__Exercise data__:

━━━━━━

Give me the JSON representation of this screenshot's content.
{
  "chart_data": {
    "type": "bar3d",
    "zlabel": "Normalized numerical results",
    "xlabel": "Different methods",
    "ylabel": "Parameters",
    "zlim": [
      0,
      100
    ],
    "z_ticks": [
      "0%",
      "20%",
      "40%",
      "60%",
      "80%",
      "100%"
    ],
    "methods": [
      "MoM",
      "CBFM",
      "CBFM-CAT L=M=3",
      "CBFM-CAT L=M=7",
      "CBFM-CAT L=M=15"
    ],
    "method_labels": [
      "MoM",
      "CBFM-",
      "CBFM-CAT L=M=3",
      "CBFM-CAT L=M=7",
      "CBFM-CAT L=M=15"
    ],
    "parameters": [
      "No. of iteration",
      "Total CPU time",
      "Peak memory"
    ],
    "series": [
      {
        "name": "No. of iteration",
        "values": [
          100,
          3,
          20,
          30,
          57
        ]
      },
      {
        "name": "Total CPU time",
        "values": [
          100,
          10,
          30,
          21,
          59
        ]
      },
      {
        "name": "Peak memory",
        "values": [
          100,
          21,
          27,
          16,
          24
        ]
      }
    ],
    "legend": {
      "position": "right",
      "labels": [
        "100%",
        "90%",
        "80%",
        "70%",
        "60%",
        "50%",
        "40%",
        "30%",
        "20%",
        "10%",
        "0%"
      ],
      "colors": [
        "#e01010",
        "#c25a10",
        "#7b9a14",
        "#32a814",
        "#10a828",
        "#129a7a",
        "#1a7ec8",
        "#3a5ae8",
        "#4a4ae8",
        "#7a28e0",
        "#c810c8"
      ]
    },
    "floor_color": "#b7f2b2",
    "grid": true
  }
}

━━━━━━

__Exercise description__: Print every line of the records exactly. Omit nothing.

__Exercise output__:
Give me the JSON representation of this screenshot's content.
{
  "chart_data": {
    "type": "bar3d",
    "zlabel": "Normalized numerical results",
    "xlabel": "Different methods",
    "ylabel": "Parameters",
    "zlim": [
      0,
      100
    ],
    "z_ticks": [
      "0%",
      "20%",
      "40%",
      "60%",
      "80%",
      "100%"
    ],
    "methods": [
      "MoM",
      "CBFM",
      "CBFM-CAT L=M=3",
      "CBFM-CAT L=M=7",
      "CBFM-CAT L=M=15"
    ],
    "method_labels": [
      "MoM",
      "CBFM-",
      "CBFM-CAT L=M=3",
      "CBFM-CAT L=M=7",
      "CBFM-CAT L=M=15"
    ],
    "parameters": [
      "No. of iteration",
      "Total CPU time",
      "Peak memory"
    ],
    "series": [
      {
        "name": "No. of iteration",
        "values": [
          100,
          3,
          20,
          30,
          57
        ]
      },
      {
        "name": "Total CPU time",
        "values": [
          100,
          10,
          30,
          21,
          59
        ]
      },
      {
        "name": "Peak memory",
        "values": [
          100,
          21,
          27,
          16,
          24
        ]
      }
    ],
    "legend": {
      "position": "right",
      "labels": [
        "100%",
        "90%",
        "80%",
        "70%",
        "60%",
        "50%",
        "40%",
        "30%",
        "20%",
        "10%",
        "0%"
      ],
      "colors": [
        "#e01010",
        "#c25a10",
        "#7b9a14",
        "#32a814",
        "#10a828",
        "#129a7a",
        "#1a7ec8",
        "#3a5ae8",
        "#4a4ae8",
        "#7a28e0",
        "#c810c8"
      ]
    },
    "floor_color": "#b7f2b2",
    "grid": true
  }
}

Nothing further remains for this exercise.